◆ **GOAL OF THE EXERCISE**
From the comment thread below, reproduce the passage between "Every 8th volunteer" and "in Caucus States.", inclusive.

[EXERCISE TEXT — start]


  2. Diane Elayne Dees says:

    nn, your comment has nothing at all to do with the topic I posted: that race is considered important in the U.S., while sexism and misogyny are dismissed as not important. Selectively perceived bigotry is a much bigger topic than whom the Democrats select as a candidate.

    (But should you wish to start a post somewhere about how candidates bend the truth, you will also see plenty of examples of Obama’s having done so. As for the “healthcare story,” the woman and her child died, and the hospital refuses to verify its so-called innocence in the matter–hospital officials are simply asking us to believe them.)

  3. Janis says:

    Steve and Cokie can kiss my ENTIRE girly a*s.


  4. The whole point of superdelegates is to account for grotesque anti-democratic injustices like the deplorable 15% Caucus Skew which has cheated Hillary’s voters of their rightful share of pledged delegates and popular vote.

    Every 8th volunteer phone call I made into a caucus state got me a version of “Oh no, honey, I dare not caucus, I’m off-balance.” There is an epidemic of older women who have a dread of falling. No ‘ride’ would help them. Only the Absentee Ballot forbidden in Caucus States.

    In Texas, Hillary was plus 4 in the primary & minus 12 on the same day. A 16% swing! What made the difference? No, NOT “superior organization” or more passionate voters, the unexamined ideas parroted by the audacity -of -ignorance MSM. It’s the Absentee Ballot. Period.

    If you don’t think these passionate, silenced, and cheated Hillary voters are “deeply offended,” you’ll see that they’ll sit out in November unless they are acknowledged and accounted for in the thinking of the non-lemming superdelegates.

  5. workingclass artist says:

    Well…. These two join the others I’ve been throwing under my bus. Thanks.

  6. Jessica says:

    I wouldn’t throw Cokie Roberts under the bus. Nearly everything I have heard her say these last few months is very favorable to Hillary. She and her husband were suggesting that if the superdelegates push Hillary over the delegate goal line that blacks would be upset. That might be true but I think that is far too narrow a reading of the current climate. It’s less about racism and sexism and more about what people perceive to be fair. Almost anyone who thinks earning more pledged delegates means you should win will be upset–black and white, women and men.

  7. Diane Elayne Dees says:

    “Nearly everything I have heard her say these last few months is very favorable to Hillary. ”

    That’s interesting–I didn’t take Roberts to be one of those “oh no, not McCain!” Republicans.

  8. Jessica says:

    Diane: Since you seem to know more about Cokie Roberts than I do, if you think her compliments were disingenuous than I take you at your word. Maybe she has a different agenda than I ascribed to her.

  9. Diane Elayne Dees says:

    Jessica, it’s quite possible that Roberts has changed her political affiliation because of Bush. Or perhaps she is just being objective. I don’t really keep up with her.

  10. Janis says:

    Fantastic link:

    A really interesting dissection of Obama from a totally black-centered point of view, which introduced this white woman to a lot of angles she hadn’t considered before. It’s quite an eye-opened to see a dissection of the Greatest Show on Earth, without the assumed support for HRC.

    I feel dorky for not realizing this, although someone on Taylor Marsh has said it: Obama played the race card against the Clintons because he had no other way of enshrining himself as a Black Leader — because he hadn’t done a damned thing for the community. She called it the “cheater’s way” to establish oneself as a black community leader.

    Anyhow, damned eye-opening.

  11. Kendall Johnson says:


  12. That’s a very interesting point about the absentee ballots. My recollection from having lived in Oregon in the early eighties is that, among other things, they have “motor voter” (automatically registered to vote when registering a car) and mail in voting for everyone.

[EXERCISE TEXT — finish]
[RECORDS PROVIDED — start]

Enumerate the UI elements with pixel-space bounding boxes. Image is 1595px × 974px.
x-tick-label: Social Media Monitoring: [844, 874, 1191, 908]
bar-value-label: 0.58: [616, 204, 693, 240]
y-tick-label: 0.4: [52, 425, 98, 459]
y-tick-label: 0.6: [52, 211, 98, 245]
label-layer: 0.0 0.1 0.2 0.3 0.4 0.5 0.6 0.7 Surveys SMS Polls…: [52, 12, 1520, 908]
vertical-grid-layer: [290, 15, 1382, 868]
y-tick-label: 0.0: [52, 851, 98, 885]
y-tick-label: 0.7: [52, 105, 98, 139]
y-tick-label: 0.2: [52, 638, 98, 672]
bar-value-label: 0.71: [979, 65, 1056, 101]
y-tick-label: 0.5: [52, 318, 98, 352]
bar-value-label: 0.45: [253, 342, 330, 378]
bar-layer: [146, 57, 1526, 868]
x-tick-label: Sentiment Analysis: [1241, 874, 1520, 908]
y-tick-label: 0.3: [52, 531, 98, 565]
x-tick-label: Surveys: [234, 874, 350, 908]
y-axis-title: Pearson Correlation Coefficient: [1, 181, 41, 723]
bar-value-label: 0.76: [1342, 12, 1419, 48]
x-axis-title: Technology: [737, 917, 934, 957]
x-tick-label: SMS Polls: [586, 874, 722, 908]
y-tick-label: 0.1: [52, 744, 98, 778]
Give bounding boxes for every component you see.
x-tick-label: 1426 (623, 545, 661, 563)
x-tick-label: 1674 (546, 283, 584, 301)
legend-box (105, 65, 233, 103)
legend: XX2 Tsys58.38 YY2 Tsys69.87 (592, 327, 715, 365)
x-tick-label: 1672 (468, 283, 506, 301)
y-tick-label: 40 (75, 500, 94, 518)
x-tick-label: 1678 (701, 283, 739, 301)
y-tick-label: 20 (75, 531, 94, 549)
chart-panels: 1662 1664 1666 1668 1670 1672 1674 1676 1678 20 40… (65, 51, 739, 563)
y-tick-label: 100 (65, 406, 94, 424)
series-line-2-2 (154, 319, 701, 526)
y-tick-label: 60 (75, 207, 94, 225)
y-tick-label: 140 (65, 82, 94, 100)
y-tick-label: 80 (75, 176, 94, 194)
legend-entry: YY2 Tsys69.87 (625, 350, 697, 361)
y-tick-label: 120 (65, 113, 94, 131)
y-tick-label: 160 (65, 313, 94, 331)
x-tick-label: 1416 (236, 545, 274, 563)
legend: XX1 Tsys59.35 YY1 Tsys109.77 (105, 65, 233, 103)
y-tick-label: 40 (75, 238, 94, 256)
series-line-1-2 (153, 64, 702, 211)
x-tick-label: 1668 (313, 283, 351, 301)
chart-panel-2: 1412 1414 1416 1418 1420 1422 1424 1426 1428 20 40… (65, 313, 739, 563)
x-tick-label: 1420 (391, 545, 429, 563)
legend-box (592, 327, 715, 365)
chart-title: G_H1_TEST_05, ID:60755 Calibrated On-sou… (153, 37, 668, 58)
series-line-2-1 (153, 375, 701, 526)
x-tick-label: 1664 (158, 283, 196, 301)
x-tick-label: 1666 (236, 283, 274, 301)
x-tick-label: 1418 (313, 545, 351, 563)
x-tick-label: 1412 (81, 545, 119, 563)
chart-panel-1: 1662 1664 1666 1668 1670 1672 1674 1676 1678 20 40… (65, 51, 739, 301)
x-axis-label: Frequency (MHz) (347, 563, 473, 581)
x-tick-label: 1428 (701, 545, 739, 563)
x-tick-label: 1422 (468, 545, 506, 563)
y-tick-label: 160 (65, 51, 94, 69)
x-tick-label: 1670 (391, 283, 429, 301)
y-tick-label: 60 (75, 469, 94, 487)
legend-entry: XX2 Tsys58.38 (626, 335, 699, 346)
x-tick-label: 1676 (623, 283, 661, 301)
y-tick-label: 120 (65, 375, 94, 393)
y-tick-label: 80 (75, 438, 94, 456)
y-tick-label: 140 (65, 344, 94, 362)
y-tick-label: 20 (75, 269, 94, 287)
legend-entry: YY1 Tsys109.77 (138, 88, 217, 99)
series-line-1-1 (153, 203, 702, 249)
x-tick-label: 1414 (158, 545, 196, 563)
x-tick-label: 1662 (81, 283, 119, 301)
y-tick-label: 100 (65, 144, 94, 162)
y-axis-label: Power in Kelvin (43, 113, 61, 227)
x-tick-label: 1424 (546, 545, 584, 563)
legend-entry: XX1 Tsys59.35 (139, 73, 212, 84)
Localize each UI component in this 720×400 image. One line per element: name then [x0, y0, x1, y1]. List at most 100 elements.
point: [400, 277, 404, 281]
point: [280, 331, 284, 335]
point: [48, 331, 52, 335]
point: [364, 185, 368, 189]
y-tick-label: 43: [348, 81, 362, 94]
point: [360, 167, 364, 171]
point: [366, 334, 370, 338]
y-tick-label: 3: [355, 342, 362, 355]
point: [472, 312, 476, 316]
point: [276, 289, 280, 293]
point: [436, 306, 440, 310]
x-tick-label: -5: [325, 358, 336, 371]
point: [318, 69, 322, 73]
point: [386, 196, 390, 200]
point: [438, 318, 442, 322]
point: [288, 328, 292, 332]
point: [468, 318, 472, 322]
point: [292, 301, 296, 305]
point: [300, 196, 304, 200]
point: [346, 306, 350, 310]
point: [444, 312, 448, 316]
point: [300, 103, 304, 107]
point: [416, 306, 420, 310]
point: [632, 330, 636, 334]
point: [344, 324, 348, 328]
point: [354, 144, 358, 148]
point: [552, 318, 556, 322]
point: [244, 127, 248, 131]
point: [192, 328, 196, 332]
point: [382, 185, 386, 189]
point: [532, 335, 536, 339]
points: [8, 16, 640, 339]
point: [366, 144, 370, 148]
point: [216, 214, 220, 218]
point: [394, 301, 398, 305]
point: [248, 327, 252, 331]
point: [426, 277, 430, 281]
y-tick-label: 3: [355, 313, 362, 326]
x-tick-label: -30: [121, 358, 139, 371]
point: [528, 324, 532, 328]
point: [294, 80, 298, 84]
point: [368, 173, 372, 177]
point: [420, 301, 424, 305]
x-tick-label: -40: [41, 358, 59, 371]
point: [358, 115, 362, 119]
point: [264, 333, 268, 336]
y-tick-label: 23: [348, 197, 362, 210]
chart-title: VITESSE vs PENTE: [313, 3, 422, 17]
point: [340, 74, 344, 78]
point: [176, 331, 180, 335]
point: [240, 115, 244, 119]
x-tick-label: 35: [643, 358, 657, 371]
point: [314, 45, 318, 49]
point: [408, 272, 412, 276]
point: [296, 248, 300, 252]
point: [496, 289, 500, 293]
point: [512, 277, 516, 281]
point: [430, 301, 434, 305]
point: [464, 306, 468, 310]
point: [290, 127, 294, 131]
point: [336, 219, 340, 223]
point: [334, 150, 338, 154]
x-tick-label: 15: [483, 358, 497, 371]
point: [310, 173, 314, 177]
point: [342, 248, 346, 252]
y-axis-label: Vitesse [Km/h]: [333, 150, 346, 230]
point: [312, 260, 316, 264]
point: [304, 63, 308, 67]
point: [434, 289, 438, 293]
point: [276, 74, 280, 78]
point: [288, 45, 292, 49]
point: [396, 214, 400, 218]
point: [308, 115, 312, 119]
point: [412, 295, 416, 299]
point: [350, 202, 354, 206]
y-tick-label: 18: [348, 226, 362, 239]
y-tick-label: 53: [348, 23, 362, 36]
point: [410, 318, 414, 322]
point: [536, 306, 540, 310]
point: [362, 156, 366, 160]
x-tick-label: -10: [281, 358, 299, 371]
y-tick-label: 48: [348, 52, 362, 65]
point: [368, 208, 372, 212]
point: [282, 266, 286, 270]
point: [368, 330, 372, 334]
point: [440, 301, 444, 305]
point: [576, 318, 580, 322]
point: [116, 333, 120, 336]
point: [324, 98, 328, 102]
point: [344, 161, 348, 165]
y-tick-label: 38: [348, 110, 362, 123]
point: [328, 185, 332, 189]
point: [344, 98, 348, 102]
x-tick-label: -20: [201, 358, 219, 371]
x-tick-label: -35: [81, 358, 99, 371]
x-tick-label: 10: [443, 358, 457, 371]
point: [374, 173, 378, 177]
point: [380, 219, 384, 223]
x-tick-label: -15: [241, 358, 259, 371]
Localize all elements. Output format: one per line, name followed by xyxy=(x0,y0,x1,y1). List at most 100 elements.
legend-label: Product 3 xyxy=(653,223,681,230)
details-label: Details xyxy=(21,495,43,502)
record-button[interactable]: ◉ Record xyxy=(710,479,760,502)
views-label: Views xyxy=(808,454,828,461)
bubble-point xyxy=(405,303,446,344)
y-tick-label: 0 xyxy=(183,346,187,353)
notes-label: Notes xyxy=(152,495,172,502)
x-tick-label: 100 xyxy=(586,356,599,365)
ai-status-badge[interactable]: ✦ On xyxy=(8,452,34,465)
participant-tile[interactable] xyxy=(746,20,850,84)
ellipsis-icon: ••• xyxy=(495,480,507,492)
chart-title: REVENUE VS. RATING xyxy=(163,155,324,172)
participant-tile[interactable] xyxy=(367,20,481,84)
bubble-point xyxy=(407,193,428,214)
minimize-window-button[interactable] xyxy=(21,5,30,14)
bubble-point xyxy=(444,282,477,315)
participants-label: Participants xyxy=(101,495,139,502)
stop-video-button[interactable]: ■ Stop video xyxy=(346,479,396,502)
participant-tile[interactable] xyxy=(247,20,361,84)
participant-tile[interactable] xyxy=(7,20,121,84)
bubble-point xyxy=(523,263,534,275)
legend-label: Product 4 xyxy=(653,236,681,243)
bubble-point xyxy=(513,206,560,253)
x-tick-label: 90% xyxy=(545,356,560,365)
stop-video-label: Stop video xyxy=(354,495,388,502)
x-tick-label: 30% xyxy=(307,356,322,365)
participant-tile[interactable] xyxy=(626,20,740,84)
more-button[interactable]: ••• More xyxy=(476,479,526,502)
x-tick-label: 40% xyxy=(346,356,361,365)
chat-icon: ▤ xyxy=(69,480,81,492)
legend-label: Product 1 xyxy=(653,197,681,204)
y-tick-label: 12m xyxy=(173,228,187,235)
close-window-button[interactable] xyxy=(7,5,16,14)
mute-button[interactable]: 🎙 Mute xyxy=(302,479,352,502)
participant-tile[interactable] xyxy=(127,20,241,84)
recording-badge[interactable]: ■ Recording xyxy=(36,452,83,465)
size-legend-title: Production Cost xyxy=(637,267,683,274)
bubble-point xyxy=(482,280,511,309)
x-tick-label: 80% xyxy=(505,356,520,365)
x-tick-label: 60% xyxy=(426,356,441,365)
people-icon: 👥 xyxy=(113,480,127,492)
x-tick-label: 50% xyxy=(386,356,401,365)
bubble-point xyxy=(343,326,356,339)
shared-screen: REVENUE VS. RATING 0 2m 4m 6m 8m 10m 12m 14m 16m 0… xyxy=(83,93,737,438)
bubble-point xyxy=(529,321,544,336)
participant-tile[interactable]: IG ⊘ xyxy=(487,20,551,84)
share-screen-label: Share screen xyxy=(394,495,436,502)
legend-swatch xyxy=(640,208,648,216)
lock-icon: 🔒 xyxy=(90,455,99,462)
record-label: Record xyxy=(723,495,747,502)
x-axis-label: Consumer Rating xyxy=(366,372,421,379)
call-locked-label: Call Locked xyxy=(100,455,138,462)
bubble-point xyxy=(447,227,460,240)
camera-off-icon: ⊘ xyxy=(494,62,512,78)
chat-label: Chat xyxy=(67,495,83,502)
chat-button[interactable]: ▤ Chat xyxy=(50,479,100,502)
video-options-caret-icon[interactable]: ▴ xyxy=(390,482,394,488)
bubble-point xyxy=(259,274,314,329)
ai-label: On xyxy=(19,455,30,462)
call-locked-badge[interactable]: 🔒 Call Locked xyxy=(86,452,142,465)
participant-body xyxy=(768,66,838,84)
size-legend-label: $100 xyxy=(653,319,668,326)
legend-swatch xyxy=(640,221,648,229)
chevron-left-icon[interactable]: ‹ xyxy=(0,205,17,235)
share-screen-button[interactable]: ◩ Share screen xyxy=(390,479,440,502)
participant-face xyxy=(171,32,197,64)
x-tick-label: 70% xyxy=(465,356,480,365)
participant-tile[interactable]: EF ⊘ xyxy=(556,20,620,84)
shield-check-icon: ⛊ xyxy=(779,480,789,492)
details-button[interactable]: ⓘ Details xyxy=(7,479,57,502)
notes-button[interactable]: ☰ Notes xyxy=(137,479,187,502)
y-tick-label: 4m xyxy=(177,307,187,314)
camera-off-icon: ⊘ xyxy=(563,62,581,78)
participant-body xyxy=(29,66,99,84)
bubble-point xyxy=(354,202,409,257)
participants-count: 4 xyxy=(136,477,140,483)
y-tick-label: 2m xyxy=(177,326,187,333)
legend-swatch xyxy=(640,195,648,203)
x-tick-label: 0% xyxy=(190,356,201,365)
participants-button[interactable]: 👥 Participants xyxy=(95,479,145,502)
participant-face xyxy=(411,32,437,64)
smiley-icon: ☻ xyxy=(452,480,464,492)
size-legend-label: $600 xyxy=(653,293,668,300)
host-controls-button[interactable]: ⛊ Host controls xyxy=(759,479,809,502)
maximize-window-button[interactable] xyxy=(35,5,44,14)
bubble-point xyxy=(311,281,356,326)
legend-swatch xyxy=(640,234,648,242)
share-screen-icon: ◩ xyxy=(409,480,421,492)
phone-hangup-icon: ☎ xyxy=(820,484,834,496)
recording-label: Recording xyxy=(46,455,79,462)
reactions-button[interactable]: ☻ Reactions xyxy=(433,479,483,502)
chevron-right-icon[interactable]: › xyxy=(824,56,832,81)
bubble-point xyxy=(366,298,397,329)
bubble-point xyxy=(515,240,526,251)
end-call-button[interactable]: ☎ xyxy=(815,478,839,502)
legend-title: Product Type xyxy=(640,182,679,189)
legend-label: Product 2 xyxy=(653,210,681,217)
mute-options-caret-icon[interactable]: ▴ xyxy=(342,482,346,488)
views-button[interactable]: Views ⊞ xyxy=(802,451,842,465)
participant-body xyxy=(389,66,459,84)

[RECORDS PROVIDED — finish]

◆ **REPLY**
Every 8th volunteer phone call I made into a caucus state got me a version of “Oh no, honey, I dare not caucus, I’m off-balance.” There is an epidemic of older women who have a dread of falling. No ‘ride’ would help them. Only the Absentee Ballot forbidden in Caucus States.